### TASK PROMPT
For every line in the records that has the word "DESARROLLO", make a copy.

### EXERCISE MATERIALS

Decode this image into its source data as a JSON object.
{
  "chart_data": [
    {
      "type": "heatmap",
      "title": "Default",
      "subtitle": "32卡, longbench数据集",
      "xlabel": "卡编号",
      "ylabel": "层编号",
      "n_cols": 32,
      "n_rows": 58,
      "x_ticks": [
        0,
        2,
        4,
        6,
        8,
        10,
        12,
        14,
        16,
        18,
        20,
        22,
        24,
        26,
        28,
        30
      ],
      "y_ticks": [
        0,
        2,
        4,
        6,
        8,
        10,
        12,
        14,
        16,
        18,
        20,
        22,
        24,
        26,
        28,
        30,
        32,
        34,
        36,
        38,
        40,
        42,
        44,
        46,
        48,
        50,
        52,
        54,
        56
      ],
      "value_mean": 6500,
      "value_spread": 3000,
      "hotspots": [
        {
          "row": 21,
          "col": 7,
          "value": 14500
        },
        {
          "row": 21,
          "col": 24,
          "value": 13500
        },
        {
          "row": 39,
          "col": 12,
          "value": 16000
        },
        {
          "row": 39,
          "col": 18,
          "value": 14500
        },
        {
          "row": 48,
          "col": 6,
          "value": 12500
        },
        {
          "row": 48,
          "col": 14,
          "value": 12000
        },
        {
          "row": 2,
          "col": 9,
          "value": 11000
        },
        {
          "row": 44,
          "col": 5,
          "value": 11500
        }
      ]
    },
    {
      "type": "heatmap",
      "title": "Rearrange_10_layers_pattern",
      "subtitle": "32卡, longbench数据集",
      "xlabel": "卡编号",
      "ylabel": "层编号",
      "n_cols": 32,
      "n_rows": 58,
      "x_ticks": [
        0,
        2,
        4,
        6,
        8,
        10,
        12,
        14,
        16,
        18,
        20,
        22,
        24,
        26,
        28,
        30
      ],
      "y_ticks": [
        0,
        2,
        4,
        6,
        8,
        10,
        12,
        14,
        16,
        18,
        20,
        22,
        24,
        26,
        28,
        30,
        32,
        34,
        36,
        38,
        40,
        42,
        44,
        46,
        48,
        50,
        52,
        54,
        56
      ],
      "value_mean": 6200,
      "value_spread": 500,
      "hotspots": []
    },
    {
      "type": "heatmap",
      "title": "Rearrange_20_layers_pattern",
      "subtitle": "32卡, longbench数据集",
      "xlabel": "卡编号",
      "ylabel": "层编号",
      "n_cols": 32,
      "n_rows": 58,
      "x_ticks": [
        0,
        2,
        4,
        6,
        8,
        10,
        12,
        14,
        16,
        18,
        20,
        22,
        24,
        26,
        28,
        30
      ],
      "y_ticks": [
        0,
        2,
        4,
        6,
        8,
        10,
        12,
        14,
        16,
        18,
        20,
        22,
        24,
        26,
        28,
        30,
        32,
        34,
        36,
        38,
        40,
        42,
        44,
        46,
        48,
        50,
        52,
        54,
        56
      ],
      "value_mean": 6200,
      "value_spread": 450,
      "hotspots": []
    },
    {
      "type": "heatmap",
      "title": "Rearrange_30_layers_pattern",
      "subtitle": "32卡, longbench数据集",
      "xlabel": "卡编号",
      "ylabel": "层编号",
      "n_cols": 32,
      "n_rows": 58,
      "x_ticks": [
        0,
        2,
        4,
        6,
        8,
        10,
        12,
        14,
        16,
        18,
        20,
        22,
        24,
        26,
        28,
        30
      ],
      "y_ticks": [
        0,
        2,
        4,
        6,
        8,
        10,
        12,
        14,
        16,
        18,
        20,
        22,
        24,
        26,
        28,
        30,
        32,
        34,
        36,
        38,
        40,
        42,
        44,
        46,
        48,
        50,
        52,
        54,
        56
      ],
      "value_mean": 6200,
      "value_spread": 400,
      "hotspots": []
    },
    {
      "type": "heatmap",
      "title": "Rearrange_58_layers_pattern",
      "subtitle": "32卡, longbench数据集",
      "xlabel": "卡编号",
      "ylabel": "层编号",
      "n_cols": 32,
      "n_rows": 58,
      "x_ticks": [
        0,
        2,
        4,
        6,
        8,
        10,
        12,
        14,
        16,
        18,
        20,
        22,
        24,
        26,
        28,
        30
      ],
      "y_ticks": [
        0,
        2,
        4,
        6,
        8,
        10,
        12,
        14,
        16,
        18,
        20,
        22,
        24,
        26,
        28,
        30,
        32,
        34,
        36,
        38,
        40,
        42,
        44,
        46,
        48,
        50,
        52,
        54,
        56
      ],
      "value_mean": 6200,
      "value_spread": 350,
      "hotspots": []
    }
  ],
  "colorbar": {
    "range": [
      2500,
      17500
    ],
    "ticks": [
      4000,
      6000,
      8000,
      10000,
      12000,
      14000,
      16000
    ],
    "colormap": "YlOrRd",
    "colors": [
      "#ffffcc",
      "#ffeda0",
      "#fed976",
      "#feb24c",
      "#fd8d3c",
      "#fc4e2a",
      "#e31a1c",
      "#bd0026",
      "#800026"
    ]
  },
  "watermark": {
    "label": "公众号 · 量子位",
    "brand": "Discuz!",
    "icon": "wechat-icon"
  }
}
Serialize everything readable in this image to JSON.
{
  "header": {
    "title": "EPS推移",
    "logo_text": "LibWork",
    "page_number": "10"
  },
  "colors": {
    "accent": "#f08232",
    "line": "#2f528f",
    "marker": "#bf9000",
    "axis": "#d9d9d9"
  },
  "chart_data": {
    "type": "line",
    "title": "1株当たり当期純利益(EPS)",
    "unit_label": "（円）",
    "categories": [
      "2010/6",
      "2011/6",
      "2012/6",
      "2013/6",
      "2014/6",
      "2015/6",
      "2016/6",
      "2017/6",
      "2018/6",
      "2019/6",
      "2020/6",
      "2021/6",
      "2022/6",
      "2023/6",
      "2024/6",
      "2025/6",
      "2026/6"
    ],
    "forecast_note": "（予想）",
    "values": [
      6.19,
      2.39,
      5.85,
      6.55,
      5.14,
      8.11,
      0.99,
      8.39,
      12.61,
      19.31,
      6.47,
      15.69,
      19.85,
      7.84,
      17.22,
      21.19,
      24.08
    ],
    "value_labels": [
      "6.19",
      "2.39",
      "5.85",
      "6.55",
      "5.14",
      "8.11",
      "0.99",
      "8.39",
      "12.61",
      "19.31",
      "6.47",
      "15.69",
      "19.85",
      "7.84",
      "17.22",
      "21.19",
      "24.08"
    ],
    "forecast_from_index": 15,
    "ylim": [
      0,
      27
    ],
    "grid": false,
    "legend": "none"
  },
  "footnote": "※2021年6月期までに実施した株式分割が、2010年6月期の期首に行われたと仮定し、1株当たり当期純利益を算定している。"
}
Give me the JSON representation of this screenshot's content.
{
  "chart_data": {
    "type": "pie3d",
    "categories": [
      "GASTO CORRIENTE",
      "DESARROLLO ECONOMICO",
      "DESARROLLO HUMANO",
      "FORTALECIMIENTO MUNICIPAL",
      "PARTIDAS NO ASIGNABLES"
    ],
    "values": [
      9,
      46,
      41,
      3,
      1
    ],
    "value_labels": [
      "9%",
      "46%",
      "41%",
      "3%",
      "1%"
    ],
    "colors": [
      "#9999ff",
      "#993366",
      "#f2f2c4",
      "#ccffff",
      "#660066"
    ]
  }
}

### RESPONSE FOR THIS EXERCISE
      "DESARROLLO ECONOMICO",
      "DESARROLLO HUMANO",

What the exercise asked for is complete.